**WRITTEN REQUEST**
From the entries provided below, copy each line that contains the word "rest".

**RECORDS PROVIDED**
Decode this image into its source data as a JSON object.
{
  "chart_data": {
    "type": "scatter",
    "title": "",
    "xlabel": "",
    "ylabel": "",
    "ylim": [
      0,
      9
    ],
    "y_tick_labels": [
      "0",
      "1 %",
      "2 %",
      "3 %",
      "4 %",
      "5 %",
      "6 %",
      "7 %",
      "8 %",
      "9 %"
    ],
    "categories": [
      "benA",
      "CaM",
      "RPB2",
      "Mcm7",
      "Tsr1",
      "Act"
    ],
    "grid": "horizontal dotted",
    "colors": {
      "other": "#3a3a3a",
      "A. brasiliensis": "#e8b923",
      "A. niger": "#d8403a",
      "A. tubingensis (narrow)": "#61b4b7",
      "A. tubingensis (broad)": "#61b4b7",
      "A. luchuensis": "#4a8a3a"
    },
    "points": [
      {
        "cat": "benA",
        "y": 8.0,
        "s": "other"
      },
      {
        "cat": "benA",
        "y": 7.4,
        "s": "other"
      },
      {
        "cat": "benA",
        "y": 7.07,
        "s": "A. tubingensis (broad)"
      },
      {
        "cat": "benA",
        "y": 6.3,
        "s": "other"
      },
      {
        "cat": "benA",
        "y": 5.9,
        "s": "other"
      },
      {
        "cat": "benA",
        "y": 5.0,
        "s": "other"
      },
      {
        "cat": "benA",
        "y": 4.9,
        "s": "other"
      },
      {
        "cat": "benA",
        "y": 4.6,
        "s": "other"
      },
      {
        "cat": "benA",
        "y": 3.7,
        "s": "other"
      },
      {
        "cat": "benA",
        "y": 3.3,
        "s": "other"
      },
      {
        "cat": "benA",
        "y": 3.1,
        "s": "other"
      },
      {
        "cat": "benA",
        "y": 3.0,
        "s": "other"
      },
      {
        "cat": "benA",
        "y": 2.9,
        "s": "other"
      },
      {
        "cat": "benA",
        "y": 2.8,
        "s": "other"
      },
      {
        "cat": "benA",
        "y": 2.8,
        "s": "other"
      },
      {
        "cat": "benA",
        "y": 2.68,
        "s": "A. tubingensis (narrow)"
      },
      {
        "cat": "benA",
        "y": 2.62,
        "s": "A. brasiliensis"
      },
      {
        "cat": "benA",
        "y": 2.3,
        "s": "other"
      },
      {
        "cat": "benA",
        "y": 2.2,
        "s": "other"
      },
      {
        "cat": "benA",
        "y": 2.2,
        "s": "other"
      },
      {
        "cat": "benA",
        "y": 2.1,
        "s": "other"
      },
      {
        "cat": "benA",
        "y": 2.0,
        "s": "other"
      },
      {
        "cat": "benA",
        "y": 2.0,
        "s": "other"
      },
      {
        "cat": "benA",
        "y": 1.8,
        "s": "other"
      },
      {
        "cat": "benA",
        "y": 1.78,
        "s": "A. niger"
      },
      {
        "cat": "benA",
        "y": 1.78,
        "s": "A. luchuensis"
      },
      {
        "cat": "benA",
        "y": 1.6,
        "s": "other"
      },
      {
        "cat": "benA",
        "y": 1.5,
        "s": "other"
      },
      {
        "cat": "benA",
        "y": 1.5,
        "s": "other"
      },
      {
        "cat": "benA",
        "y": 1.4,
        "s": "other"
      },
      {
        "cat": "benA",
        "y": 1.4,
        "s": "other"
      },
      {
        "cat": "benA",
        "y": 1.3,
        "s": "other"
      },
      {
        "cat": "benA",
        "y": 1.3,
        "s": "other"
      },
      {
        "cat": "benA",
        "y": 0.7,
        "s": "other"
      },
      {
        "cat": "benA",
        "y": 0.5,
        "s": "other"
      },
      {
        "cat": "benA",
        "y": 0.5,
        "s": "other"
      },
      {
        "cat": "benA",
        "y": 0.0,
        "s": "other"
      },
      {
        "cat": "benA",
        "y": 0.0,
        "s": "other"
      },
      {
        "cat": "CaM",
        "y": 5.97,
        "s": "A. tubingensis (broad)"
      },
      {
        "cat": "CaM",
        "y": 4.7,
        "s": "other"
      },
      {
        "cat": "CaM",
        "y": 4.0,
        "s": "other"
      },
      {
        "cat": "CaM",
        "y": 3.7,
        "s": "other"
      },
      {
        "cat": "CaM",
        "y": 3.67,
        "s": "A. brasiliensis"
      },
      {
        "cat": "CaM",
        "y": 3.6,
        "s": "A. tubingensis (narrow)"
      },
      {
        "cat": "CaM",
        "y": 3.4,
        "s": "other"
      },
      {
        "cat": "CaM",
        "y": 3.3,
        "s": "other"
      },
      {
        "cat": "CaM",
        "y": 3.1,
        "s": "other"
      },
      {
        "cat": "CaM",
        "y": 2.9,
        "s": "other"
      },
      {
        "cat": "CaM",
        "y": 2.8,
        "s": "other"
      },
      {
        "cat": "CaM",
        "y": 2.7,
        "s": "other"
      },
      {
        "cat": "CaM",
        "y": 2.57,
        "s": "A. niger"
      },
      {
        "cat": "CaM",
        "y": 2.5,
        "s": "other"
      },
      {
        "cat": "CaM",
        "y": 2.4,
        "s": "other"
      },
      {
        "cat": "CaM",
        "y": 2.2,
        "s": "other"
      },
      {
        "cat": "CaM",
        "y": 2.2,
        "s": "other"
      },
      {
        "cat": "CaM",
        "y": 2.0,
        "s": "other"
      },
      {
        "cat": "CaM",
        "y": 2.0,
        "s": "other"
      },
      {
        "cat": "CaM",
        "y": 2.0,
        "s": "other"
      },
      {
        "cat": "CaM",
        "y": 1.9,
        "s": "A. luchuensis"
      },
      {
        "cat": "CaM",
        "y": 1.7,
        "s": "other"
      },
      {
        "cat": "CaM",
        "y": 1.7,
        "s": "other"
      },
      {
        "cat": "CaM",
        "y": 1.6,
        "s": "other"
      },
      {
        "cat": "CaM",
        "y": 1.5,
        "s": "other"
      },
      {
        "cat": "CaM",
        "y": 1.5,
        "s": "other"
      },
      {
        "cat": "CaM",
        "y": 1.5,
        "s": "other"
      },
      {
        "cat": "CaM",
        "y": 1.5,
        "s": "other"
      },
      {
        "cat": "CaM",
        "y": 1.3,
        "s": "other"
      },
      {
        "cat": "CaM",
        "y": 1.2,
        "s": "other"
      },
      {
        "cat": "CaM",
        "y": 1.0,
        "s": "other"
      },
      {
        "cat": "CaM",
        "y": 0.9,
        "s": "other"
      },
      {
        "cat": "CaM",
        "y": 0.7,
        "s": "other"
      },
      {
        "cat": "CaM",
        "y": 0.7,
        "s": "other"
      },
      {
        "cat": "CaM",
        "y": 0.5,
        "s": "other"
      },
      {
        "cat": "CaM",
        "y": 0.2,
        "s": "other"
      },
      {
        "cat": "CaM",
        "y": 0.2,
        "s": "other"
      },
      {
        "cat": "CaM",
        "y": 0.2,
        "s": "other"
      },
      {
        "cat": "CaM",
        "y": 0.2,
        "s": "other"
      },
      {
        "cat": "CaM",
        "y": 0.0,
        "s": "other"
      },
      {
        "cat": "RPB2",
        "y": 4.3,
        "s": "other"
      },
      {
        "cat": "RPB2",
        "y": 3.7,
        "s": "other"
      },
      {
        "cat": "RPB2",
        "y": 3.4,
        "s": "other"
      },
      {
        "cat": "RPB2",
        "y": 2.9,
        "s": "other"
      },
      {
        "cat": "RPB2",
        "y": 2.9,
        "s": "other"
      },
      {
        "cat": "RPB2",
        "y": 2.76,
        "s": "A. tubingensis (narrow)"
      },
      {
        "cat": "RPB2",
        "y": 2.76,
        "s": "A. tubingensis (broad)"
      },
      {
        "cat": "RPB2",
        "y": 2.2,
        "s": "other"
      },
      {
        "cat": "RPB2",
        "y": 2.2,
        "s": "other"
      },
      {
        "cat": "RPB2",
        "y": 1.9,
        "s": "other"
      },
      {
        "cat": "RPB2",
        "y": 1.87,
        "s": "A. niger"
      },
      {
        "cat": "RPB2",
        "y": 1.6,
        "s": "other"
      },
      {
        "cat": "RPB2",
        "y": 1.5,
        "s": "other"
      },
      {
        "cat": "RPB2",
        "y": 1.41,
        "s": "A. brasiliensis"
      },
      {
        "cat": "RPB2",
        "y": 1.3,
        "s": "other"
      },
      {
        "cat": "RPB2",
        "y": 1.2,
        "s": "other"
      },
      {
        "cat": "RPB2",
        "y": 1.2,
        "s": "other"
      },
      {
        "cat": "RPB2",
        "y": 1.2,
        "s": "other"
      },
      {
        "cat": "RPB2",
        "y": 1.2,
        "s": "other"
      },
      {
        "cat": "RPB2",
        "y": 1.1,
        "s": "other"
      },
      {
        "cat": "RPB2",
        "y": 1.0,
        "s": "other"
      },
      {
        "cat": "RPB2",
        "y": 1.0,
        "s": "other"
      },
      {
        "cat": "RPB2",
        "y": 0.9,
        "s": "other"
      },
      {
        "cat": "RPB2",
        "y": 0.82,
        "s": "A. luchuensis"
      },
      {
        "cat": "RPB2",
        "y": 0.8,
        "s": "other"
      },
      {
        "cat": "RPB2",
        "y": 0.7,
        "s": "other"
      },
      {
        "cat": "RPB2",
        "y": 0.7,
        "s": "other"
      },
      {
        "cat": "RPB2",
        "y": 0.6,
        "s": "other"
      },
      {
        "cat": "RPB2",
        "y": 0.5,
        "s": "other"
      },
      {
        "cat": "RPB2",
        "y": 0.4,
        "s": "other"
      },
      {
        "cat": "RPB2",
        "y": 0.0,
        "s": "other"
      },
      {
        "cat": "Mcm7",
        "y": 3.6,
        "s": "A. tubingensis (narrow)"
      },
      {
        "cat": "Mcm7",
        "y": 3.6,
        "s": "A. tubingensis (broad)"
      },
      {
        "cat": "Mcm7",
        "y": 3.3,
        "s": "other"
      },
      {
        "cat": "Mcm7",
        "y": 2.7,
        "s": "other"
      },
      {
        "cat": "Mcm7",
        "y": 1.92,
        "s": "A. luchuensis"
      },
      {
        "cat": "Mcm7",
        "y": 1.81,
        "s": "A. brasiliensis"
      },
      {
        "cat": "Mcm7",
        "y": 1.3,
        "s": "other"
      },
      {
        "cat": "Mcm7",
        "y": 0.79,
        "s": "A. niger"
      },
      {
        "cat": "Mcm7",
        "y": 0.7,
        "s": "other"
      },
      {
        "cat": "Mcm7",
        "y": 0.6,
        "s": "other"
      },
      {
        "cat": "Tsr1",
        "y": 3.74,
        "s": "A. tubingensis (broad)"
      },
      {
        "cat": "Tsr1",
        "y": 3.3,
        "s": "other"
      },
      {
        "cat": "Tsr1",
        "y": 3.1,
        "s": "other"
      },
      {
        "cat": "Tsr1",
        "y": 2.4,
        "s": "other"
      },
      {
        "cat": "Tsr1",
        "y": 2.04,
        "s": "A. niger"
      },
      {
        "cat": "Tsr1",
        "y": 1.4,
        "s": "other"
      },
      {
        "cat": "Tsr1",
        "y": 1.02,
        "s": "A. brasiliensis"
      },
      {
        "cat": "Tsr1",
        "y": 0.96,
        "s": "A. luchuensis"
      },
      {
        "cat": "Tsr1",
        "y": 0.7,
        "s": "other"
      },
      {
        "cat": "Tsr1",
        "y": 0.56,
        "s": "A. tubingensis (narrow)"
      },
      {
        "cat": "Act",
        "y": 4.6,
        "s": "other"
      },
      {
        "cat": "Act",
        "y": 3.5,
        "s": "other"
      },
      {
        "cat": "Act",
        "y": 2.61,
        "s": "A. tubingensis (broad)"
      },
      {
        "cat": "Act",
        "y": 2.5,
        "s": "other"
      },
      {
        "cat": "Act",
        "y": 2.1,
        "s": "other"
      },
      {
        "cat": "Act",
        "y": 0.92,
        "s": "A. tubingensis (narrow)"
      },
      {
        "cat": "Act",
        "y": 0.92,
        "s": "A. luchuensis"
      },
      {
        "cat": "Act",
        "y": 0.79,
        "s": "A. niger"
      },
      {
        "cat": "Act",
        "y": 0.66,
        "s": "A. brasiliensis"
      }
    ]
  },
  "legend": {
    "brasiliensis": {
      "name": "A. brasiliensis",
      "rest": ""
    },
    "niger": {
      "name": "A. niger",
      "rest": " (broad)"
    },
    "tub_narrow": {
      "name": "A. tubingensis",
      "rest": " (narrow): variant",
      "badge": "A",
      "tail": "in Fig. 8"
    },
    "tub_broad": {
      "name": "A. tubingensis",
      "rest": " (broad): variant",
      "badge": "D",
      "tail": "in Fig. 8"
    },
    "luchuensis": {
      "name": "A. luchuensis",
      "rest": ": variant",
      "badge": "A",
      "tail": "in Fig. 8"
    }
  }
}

**SOLUTION TO THE EXERCISE**
      "rest": ""
      "rest": " (broad)"
      "rest": " (narrow): variant",
      "rest": " (broad): variant",
      "rest": ": variant",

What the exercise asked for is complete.